Written request: In the copy, include every entry exactly but none of the pictures.

▶

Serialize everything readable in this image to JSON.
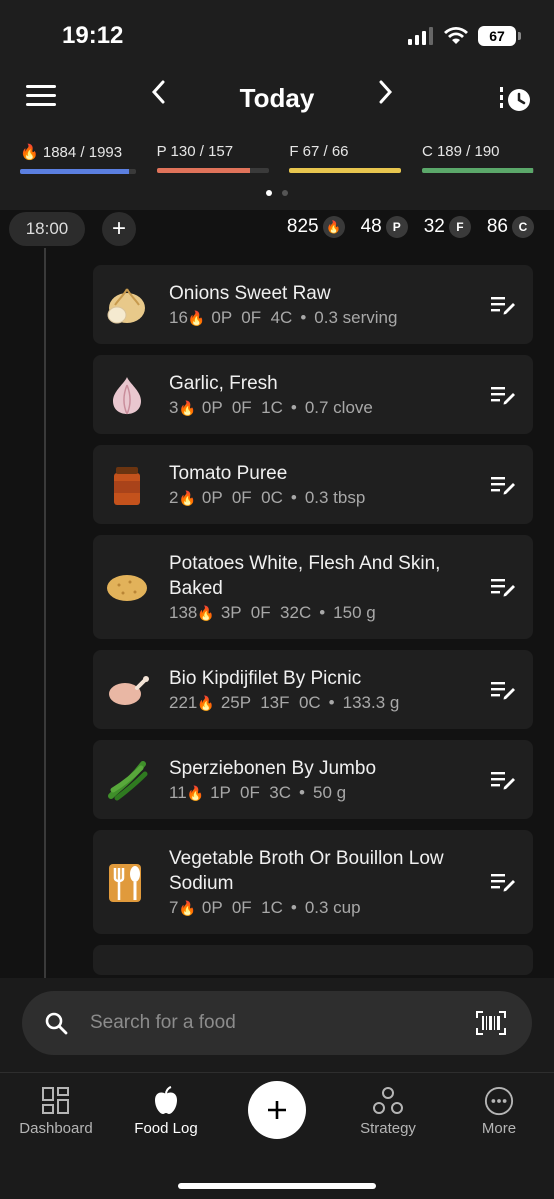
{
  "status": {
    "time": "19:12",
    "battery": "67"
  },
  "header": {
    "title": "Today"
  },
  "macros": [
    {
      "label": "1884 / 1993",
      "prefix": "🔥",
      "fill": 0.94,
      "color": "#5b7fe0"
    },
    {
      "label": "P 130 / 157",
      "prefix": "",
      "fill": 0.83,
      "color": "#e0735a"
    },
    {
      "label": "F 67 / 66",
      "prefix": "",
      "fill": 1.0,
      "color": "#e8c64f"
    },
    {
      "label": "C 189 / 190",
      "prefix": "",
      "fill": 0.99,
      "color": "#5ba86a"
    }
  ],
  "meal": {
    "time": "18:00",
    "add": "+",
    "totals": {
      "cal": "825",
      "p": "48",
      "f": "32",
      "c": "86",
      "p_badge": "P",
      "f_badge": "F",
      "c_badge": "C"
    }
  },
  "foods": [
    {
      "name": "Onions Sweet Raw",
      "cal": "16",
      "macros": "0P  0F  4C",
      "serving": "0.3 serving",
      "icon": "onion-icon"
    },
    {
      "name": "Garlic, Fresh",
      "cal": "3",
      "macros": "0P  0F  1C",
      "serving": "0.7 clove",
      "icon": "garlic-icon"
    },
    {
      "name": "Tomato Puree",
      "cal": "2",
      "macros": "0P  0F  0C",
      "serving": "0.3 tbsp",
      "icon": "tomato-puree-icon"
    },
    {
      "name": "Potatoes White, Flesh And Skin, Baked",
      "cal": "138",
      "macros": "3P  0F  32C",
      "serving": "150 g",
      "icon": "potato-icon"
    },
    {
      "name": "Bio Kipdijfilet By Picnic",
      "cal": "221",
      "macros": "25P  13F  0C",
      "serving": "133.3 g",
      "icon": "chicken-icon"
    },
    {
      "name": "Sperziebonen By Jumbo",
      "cal": "11",
      "macros": "1P  0F  3C",
      "serving": "50 g",
      "icon": "green-beans-icon"
    },
    {
      "name": "Vegetable Broth Or Bouillon Low Sodium",
      "cal": "7",
      "macros": "0P  0F  1C",
      "serving": "0.3 cup",
      "icon": "utensils-icon"
    }
  ],
  "search": {
    "placeholder": "Search for a food"
  },
  "tabs": {
    "dashboard": "Dashboard",
    "food_log": "Food Log",
    "strategy": "Strategy",
    "more": "More"
  }
}
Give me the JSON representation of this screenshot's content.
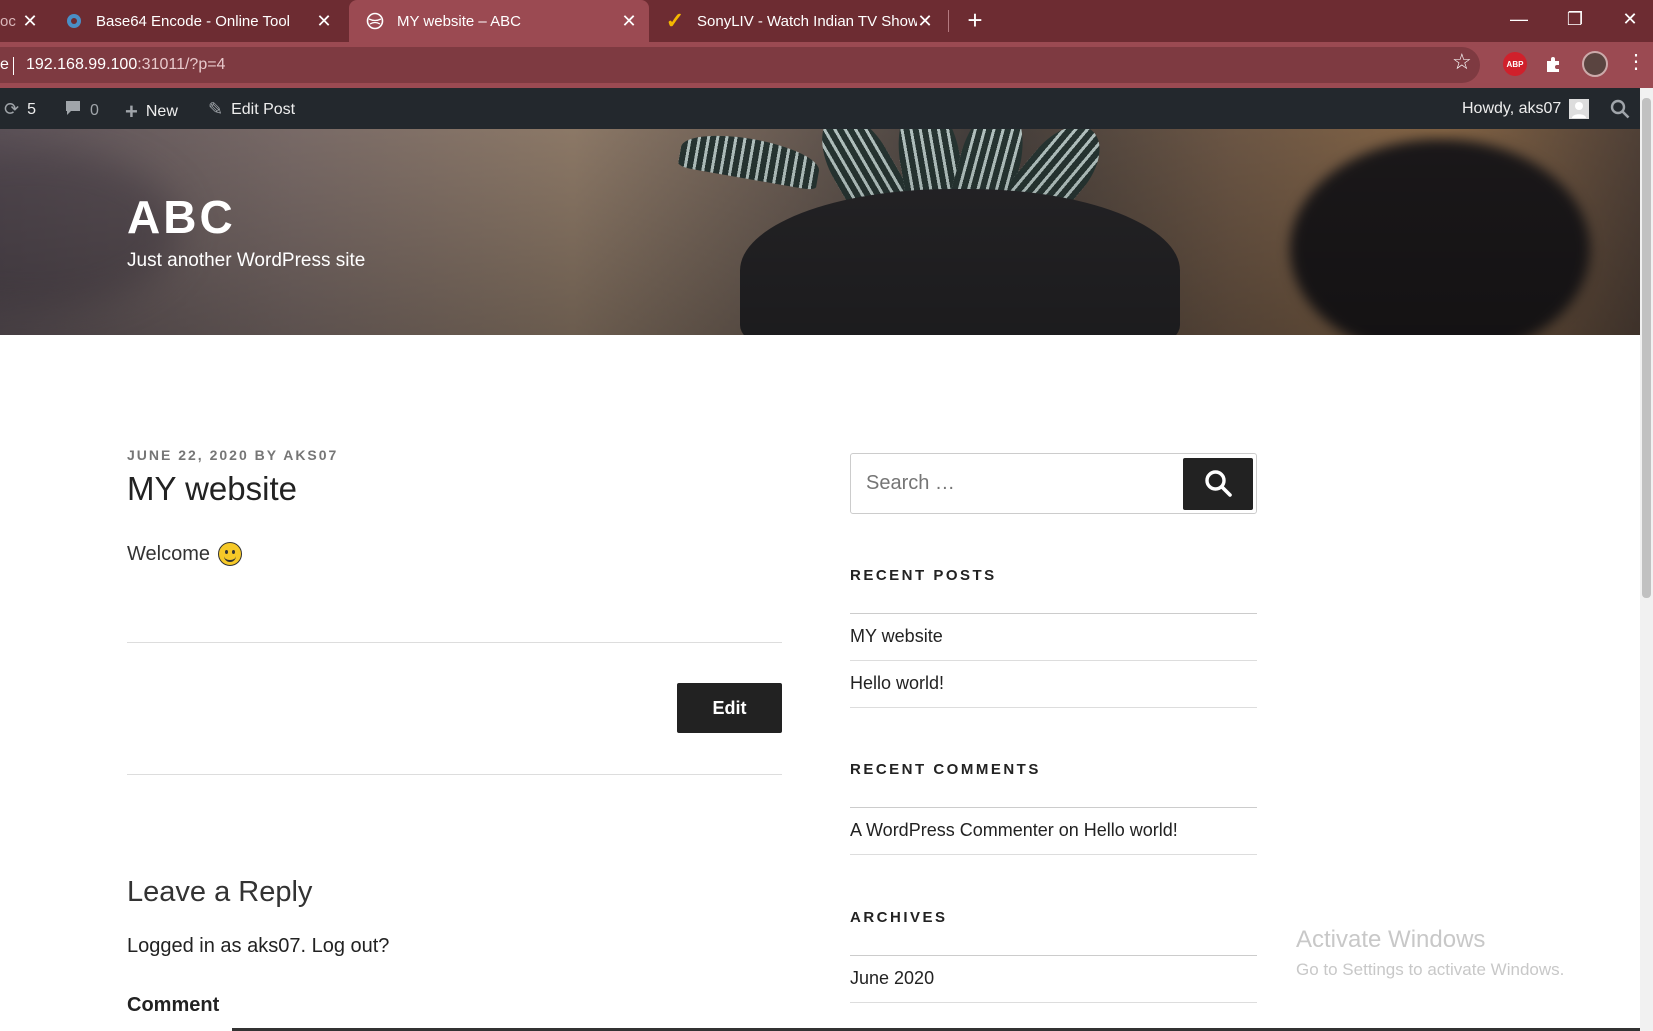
{
  "browser": {
    "tabs": [
      {
        "title": "oc",
        "icon": "doc-icon"
      },
      {
        "title": "Base64 Encode - Online Tool",
        "icon": "gear-icon"
      },
      {
        "title": "MY website – ABC",
        "icon": "globe-icon",
        "active": true
      },
      {
        "title": "SonyLIV - Watch Indian TV Show",
        "icon": "check-icon"
      }
    ],
    "url_host": "192.168.99.100",
    "url_rest": ":31011/?p=4",
    "omni_left": "e",
    "abp_label": "ABP"
  },
  "adminbar": {
    "updates_count": "5",
    "comments_count": "0",
    "new_label": "New",
    "edit_post_label": "Edit Post",
    "howdy": "Howdy, aks07"
  },
  "site": {
    "title": "ABC",
    "description": "Just another WordPress site"
  },
  "post": {
    "meta_date": "JUNE 22, 2020",
    "meta_by": " BY ",
    "meta_author": "AKS07",
    "title": "MY website",
    "body": "Welcome",
    "edit_label": "Edit"
  },
  "reply": {
    "title": "Leave a Reply",
    "logged_in": "Logged in as aks07. Log out?",
    "comment_label": "Comment"
  },
  "sidebar": {
    "search_placeholder": "Search …",
    "recent_posts_title": "RECENT POSTS",
    "recent_posts": [
      "MY website",
      "Hello world!"
    ],
    "recent_comments_title": "RECENT COMMENTS",
    "comment_author": "A WordPress Commenter",
    "comment_on": " on ",
    "comment_post": "Hello world!",
    "archives_title": "ARCHIVES",
    "archives": [
      "June 2020"
    ]
  },
  "watermark": {
    "line1": "Activate Windows",
    "line2": "Go to Settings to activate Windows."
  },
  "colors": {
    "chrome_frame": "#6d2c32",
    "chrome_active_tab": "#9b4a52",
    "admin_bar": "#23282d"
  }
}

◀

Exercise output:
Serialize everything readable in this image to JSON.
{
  "status": {
    "time": "19:12",
    "battery": "67"
  },
  "header": {
    "title": "Today"
  },
  "macros": [
    {
      "label": "1884 / 1993",
      "prefix": "🔥",
      "fill": 0.94,
      "color": "#5b7fe0"
    },
    {
      "label": "P 130 / 157",
      "prefix": "",
      "fill": 0.83,
      "color": "#e0735a"
    },
    {
      "label": "F 67 / 66",
      "prefix": "",
      "fill": 1.0,
      "color": "#e8c64f"
    },
    {
      "label": "C 189 / 190",
      "prefix": "",
      "fill": 0.99,
      "color": "#5ba86a"
    }
  ],
  "meal": {
    "time": "18:00",
    "add": "+",
    "totals": {
      "cal": "825",
      "p": "48",
      "f": "32",
      "c": "86",
      "p_badge": "P",
      "f_badge": "F",
      "c_badge": "C"
    }
  },
  "foods": [
    {
      "name": "Onions Sweet Raw",
      "cal": "16",
      "macros": "0P  0F  4C",
      "serving": "0.3 serving",
      "icon": "onion-icon"
    },
    {
      "name": "Garlic, Fresh",
      "cal": "3",
      "macros": "0P  0F  1C",
      "serving": "0.7 clove",
      "icon": "garlic-icon"
    },
    {
      "name": "Tomato Puree",
      "cal": "2",
      "macros": "0P  0F  0C",
      "serving": "0.3 tbsp",
      "icon": "tomato-puree-icon"
    },
    {
      "name": "Potatoes White, Flesh And Skin, Baked",
      "cal": "138",
      "macros": "3P  0F  32C",
      "serving": "150 g",
      "icon": "potato-icon"
    },
    {
      "name": "Bio Kipdijfilet By Picnic",
      "cal": "221",
      "macros": "25P  13F  0C",
      "serving": "133.3 g",
      "icon": "chicken-icon"
    },
    {
      "name": "Sperziebonen By Jumbo",
      "cal": "11",
      "macros": "1P  0F  3C",
      "serving": "50 g",
      "icon": "green-beans-icon"
    },
    {
      "name": "Vegetable Broth Or Bouillon Low Sodium",
      "cal": "7",
      "macros": "0P  0F  1C",
      "serving": "0.3 cup",
      "icon": "utensils-icon"
    }
  ],
  "search": {
    "placeholder": "Search for a food"
  },
  "tabs": {
    "dashboard": "Dashboard",
    "food_log": "Food Log",
    "strategy": "Strategy",
    "more": "More"
  }
}
Give me the JSON representation of this screenshot's content.
{
  "browser": {
    "tabs": [
      {
        "title": "oc",
        "icon": "doc-icon"
      },
      {
        "title": "Base64 Encode - Online Tool",
        "icon": "gear-icon"
      },
      {
        "title": "MY website – ABC",
        "icon": "globe-icon",
        "active": true
      },
      {
        "title": "SonyLIV - Watch Indian TV Show",
        "icon": "check-icon"
      }
    ],
    "url_host": "192.168.99.100",
    "url_rest": ":31011/?p=4",
    "omni_left": "e",
    "abp_label": "ABP"
  },
  "adminbar": {
    "updates_count": "5",
    "comments_count": "0",
    "new_label": "New",
    "edit_post_label": "Edit Post",
    "howdy": "Howdy, aks07"
  },
  "site": {
    "title": "ABC",
    "description": "Just another WordPress site"
  },
  "post": {
    "meta_date": "JUNE 22, 2020",
    "meta_by": " BY ",
    "meta_author": "AKS07",
    "title": "MY website",
    "body": "Welcome",
    "edit_label": "Edit"
  },
  "reply": {
    "title": "Leave a Reply",
    "logged_in": "Logged in as aks07. Log out?",
    "comment_label": "Comment"
  },
  "sidebar": {
    "search_placeholder": "Search …",
    "recent_posts_title": "RECENT POSTS",
    "recent_posts": [
      "MY website",
      "Hello world!"
    ],
    "recent_comments_title": "RECENT COMMENTS",
    "comment_author": "A WordPress Commenter",
    "comment_on": " on ",
    "comment_post": "Hello world!",
    "archives_title": "ARCHIVES",
    "archives": [
      "June 2020"
    ]
  },
  "watermark": {
    "line1": "Activate Windows",
    "line2": "Go to Settings to activate Windows."
  },
  "colors": {
    "chrome_frame": "#6d2c32",
    "chrome_active_tab": "#9b4a52",
    "admin_bar": "#23282d"
  }
}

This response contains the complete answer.